**OBJECTIVE**
Pull every line that holds the word "icon" from the entries.
Start DATA LISTING
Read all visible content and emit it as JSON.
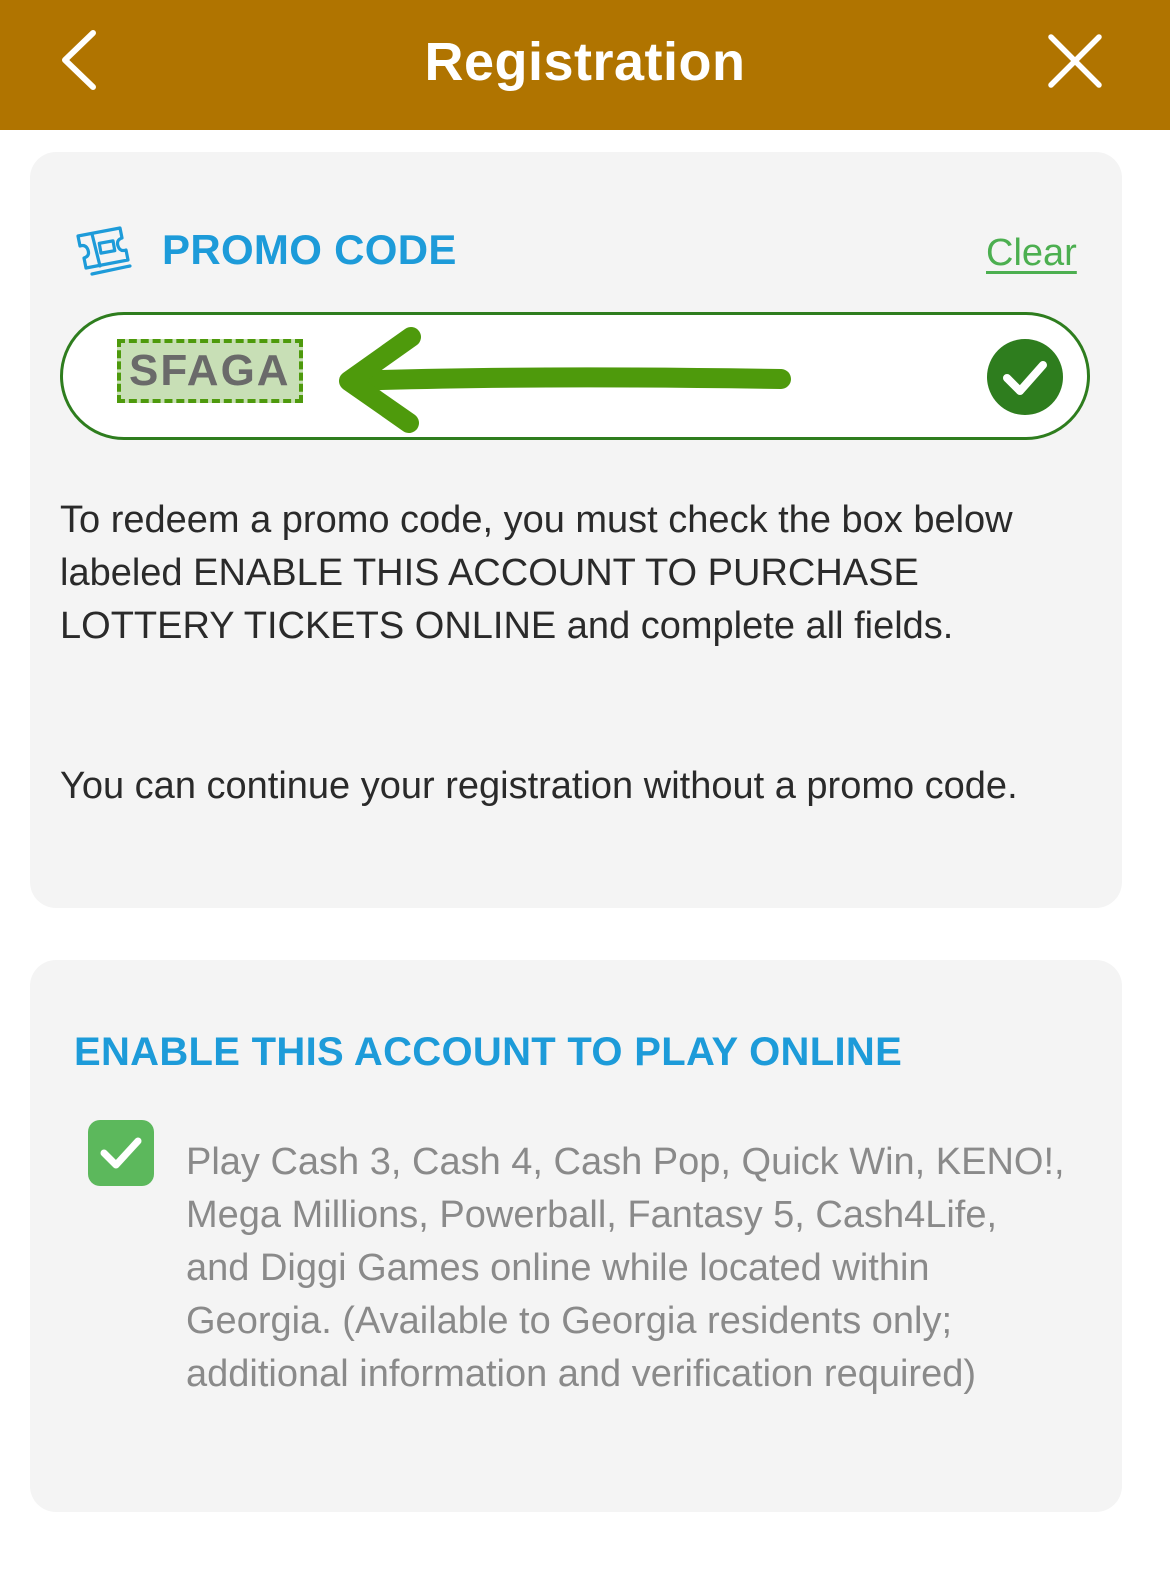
{
  "header": {
    "title": "Registration",
    "back_icon": "chevron-left-icon",
    "close_icon": "close-icon",
    "background": "#b07400"
  },
  "promo": {
    "icon": "ticket-icon",
    "title": "PROMO CODE",
    "clear_label": "Clear",
    "code_value": "SFAGA",
    "valid_icon": "check-circle-icon",
    "annotation": "arrow-left-icon",
    "paragraph_1": "To redeem a promo code, you must check the box below labeled ENABLE THIS ACCOUNT TO PURCHASE LOTTERY TICKETS ONLINE and complete all fields.",
    "paragraph_2": "You can continue your registration without a promo code.",
    "accent_color": "#1d9bd9",
    "valid_color": "#2e7d1e"
  },
  "enable": {
    "title": "ENABLE THIS ACCOUNT TO PLAY ONLINE",
    "checked": true,
    "checkbox_icon": "checkmark-icon",
    "description": "Play Cash 3, Cash 4, Cash Pop, Quick Win, KENO!, Mega Millions, Powerball, Fantasy 5, Cash4Life, and Diggi Games online while located within Georgia. (Available to Georgia residents only; additional information and verification required)",
    "checkbox_color": "#5cb85c"
  }
}
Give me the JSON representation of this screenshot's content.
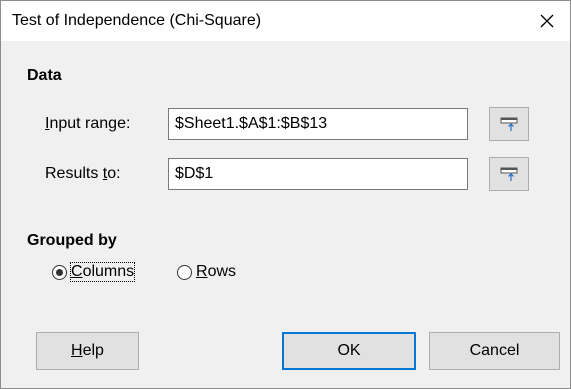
{
  "window": {
    "title": "Test of Independence (Chi-Square)",
    "close_glyph": "✕"
  },
  "data_section": {
    "heading": "Data",
    "input_range": {
      "label_prefix": "",
      "label_mnemonic": "I",
      "label_rest": "nput range:",
      "value": "$Sheet1.$A$1:$B$13",
      "shrink_icon": "shrink-icon"
    },
    "results_to": {
      "label_prefix": "Results ",
      "label_mnemonic": "t",
      "label_rest": "o:",
      "value": "$D$1",
      "shrink_icon": "shrink-icon"
    }
  },
  "grouped_by": {
    "heading": "Grouped by",
    "columns": {
      "label_mnemonic": "C",
      "label_rest": "olumns",
      "selected": true
    },
    "rows": {
      "label_mnemonic": "R",
      "label_rest": "ows",
      "selected": false
    }
  },
  "buttons": {
    "help": {
      "mnemonic": "H",
      "rest": "elp"
    },
    "ok": "OK",
    "cancel": "Cancel"
  },
  "colors": {
    "dialog_bg": "#f0f0f0",
    "titlebar_bg": "#ffffff",
    "default_button_border": "#0078d7",
    "button_bg": "#e1e1e1"
  }
}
End DATA LISTING
**REPLY**
    "back_icon": "chevron-left-icon",
    "close_icon": "close-icon",
    "icon": "ticket-icon",
    "valid_icon": "check-circle-icon",
    "annotation": "arrow-left-icon",
    "checkbox_icon": "checkmark-icon",
      "shrink_icon": "shrink-icon"
      "shrink_icon": "shrink-icon"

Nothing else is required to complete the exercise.